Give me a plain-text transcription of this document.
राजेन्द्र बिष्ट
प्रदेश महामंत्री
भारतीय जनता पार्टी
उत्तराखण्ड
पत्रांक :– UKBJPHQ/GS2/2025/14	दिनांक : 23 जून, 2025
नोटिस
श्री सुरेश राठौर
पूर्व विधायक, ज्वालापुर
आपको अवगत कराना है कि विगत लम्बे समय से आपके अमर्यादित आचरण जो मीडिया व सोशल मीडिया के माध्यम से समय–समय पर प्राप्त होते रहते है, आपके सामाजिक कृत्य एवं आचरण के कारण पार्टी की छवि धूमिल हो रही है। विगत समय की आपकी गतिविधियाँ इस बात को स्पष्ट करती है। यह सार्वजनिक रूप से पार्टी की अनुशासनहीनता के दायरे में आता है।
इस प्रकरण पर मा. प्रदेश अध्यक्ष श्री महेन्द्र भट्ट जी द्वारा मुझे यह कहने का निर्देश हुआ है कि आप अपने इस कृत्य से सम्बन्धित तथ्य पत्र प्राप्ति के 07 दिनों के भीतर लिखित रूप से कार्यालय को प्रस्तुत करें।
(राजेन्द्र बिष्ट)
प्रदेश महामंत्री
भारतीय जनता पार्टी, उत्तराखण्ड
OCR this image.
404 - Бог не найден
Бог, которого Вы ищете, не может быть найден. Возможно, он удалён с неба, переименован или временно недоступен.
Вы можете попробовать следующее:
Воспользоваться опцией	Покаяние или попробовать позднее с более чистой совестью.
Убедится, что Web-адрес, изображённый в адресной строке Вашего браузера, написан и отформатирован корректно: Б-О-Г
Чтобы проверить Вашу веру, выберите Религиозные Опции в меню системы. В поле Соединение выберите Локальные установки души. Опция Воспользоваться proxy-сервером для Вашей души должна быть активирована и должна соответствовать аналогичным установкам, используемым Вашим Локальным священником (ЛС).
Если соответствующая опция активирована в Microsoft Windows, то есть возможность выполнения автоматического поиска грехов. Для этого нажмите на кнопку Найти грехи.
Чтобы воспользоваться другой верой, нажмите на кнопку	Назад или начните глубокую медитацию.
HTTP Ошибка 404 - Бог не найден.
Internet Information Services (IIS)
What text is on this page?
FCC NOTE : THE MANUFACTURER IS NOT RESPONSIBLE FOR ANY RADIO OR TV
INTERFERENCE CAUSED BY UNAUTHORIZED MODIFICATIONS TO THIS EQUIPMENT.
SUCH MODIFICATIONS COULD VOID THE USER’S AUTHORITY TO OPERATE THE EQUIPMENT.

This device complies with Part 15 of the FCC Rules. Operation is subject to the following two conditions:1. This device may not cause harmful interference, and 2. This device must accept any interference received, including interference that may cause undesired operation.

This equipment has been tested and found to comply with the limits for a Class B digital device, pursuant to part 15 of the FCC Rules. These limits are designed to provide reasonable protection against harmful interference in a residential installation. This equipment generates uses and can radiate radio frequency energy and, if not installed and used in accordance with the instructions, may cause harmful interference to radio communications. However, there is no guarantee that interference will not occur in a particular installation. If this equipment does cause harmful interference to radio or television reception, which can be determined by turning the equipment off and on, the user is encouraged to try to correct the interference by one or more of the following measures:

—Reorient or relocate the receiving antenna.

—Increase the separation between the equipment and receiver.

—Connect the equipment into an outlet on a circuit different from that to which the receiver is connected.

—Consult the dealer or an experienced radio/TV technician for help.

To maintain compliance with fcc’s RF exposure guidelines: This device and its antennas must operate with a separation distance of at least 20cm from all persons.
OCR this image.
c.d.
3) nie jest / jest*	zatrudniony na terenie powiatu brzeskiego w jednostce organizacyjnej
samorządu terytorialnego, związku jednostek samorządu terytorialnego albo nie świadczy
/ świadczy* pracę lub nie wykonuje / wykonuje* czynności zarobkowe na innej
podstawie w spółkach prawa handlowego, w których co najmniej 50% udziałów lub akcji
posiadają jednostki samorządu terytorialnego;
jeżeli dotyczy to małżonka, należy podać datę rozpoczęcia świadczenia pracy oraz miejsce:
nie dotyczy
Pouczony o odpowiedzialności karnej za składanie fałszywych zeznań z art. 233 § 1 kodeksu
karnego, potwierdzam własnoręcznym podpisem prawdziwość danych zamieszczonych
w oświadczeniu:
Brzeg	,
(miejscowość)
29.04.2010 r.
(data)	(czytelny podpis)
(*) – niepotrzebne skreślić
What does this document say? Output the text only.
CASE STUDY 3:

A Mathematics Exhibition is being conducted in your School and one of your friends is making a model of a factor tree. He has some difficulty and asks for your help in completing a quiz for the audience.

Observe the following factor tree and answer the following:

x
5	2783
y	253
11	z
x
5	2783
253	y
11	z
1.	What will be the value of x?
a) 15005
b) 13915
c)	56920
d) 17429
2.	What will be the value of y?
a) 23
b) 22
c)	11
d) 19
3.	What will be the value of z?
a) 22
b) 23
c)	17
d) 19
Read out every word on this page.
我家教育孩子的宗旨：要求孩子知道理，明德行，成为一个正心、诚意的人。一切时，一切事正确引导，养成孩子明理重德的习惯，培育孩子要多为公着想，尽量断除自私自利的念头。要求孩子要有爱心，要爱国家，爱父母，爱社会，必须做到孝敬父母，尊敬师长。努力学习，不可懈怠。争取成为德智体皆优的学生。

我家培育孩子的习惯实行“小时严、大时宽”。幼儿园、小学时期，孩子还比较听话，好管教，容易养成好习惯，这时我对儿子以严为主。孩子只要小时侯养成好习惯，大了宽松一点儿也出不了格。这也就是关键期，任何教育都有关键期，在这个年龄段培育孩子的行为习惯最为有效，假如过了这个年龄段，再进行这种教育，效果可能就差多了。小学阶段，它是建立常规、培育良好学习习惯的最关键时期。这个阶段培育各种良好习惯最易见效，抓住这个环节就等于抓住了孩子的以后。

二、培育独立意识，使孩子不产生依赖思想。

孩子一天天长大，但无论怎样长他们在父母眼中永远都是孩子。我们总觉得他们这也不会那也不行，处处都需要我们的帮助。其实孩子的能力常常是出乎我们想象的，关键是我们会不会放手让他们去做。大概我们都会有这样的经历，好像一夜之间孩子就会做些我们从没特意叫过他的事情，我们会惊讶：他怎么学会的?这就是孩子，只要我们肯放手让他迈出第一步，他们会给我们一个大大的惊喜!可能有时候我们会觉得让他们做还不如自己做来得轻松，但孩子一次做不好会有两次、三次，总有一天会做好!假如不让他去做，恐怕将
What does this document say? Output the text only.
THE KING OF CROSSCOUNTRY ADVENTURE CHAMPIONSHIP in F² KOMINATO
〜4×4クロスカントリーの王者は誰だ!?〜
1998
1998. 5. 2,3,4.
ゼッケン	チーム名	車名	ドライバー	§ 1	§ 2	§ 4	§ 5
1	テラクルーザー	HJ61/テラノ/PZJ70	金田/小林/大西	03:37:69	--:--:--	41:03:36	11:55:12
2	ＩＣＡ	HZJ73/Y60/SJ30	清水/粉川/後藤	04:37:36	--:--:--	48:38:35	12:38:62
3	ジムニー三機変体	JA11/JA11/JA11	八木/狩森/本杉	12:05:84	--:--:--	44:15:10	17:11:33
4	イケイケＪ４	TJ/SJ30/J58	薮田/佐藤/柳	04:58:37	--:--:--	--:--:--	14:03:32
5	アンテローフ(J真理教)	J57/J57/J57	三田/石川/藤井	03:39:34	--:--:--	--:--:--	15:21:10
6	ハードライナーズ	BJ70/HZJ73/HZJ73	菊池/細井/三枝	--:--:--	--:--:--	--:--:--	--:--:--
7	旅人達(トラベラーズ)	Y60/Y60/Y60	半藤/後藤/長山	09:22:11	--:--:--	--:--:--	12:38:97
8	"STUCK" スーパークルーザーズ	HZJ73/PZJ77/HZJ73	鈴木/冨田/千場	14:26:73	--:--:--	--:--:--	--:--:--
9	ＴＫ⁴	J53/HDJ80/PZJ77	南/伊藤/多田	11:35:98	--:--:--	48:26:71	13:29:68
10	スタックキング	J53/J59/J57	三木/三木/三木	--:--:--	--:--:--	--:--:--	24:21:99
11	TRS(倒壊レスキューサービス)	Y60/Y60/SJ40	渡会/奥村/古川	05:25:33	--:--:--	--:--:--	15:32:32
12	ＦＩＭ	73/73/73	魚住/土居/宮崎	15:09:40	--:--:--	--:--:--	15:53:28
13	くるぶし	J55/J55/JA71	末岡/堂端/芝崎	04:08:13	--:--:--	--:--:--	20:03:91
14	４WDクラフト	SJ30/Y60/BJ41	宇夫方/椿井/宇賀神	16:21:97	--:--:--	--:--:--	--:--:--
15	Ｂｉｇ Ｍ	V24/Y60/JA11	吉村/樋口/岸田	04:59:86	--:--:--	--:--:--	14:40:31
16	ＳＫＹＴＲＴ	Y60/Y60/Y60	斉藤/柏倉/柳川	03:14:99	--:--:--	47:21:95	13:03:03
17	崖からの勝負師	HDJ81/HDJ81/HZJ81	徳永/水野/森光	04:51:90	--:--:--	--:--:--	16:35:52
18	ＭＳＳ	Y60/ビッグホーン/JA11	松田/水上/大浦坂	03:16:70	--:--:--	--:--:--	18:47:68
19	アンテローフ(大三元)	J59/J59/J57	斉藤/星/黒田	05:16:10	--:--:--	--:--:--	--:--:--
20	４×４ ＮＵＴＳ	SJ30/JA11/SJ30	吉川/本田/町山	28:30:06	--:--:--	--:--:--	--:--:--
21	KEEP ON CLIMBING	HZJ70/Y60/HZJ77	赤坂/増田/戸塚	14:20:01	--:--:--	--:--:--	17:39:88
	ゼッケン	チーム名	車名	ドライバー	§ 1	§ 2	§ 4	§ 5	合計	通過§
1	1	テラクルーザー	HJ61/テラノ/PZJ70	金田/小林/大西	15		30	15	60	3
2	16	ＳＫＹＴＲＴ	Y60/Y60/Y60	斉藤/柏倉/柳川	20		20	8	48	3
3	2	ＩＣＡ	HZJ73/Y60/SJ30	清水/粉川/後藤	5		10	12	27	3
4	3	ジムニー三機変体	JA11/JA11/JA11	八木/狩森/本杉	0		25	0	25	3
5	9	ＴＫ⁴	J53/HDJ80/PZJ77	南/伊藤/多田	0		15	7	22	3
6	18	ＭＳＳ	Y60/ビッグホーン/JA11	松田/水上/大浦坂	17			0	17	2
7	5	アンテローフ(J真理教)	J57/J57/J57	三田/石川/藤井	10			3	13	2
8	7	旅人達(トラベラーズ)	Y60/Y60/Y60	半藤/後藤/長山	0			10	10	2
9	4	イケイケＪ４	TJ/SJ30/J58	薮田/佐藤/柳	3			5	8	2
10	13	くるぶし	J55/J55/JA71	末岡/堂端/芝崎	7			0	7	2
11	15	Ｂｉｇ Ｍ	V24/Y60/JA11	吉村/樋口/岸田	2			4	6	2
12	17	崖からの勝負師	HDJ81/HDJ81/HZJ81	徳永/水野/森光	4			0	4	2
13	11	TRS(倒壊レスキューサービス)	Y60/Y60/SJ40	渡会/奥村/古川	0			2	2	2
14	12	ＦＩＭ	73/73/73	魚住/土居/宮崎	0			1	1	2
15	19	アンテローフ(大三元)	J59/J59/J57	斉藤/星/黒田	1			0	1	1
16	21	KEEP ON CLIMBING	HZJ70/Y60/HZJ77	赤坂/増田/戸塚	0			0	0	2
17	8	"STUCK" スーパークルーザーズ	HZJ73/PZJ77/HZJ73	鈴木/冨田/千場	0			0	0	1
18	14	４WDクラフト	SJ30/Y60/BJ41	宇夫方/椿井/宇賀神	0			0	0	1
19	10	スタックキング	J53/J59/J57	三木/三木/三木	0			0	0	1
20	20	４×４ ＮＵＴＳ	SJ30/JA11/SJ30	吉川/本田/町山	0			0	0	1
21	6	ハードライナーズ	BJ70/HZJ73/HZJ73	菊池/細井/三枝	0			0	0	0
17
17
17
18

####################

**PROBLEM TO WORK ON**
Count how many lines in the data contain the word "text", giving the number without comment.

**EXERCISE RESPONSE**
4